# START OF Material
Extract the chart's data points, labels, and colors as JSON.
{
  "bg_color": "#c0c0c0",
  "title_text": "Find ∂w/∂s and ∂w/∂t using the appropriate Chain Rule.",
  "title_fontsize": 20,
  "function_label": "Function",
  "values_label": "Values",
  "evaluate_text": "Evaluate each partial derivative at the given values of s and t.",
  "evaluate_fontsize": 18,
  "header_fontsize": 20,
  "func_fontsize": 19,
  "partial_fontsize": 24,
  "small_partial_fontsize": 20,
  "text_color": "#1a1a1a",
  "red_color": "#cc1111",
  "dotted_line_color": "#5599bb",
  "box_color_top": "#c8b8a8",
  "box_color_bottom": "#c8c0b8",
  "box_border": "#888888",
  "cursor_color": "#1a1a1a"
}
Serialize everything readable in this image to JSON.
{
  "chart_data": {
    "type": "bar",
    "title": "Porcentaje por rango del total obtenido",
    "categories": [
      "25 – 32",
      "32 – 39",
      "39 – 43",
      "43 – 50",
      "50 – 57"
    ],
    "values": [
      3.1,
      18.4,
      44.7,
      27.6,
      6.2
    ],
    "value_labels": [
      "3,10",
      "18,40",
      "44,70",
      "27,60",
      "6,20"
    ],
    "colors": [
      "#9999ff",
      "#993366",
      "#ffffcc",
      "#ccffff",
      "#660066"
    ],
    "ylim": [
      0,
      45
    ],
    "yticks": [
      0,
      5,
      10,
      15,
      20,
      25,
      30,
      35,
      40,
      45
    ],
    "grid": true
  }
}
# END OF Material
> **Written problem**
Reproduce each record exactly, leaving nothing out.

> **Finished task**
Extract the chart's data points, labels, and colors as JSON.
{
  "bg_color": "#c0c0c0",
  "title_text": "Find ∂w/∂s and ∂w/∂t using the appropriate Chain Rule.",
  "title_fontsize": 20,
  "function_label": "Function",
  "values_label": "Values",
  "evaluate_text": "Evaluate each partial derivative at the given values of s and t.",
  "evaluate_fontsize": 18,
  "header_fontsize": 20,
  "func_fontsize": 19,
  "partial_fontsize": 24,
  "small_partial_fontsize": 20,
  "text_color": "#1a1a1a",
  "red_color": "#cc1111",
  "dotted_line_color": "#5599bb",
  "box_color_top": "#c8b8a8",
  "box_color_bottom": "#c8c0b8",
  "box_border": "#888888",
  "cursor_color": "#1a1a1a"
}
Serialize everything readable in this image to JSON.
{
  "chart_data": {
    "type": "bar",
    "title": "Porcentaje por rango del total obtenido",
    "categories": [
      "25 – 32",
      "32 – 39",
      "39 – 43",
      "43 – 50",
      "50 – 57"
    ],
    "values": [
      3.1,
      18.4,
      44.7,
      27.6,
      6.2
    ],
    "value_labels": [
      "3,10",
      "18,40",
      "44,70",
      "27,60",
      "6,20"
    ],
    "colors": [
      "#9999ff",
      "#993366",
      "#ffffcc",
      "#ccffff",
      "#660066"
    ],
    "ylim": [
      0,
      45
    ],
    "yticks": [
      0,
      5,
      10,
      15,
      20,
      25,
      30,
      35,
      40,
      45
    ],
    "grid": true
  }
}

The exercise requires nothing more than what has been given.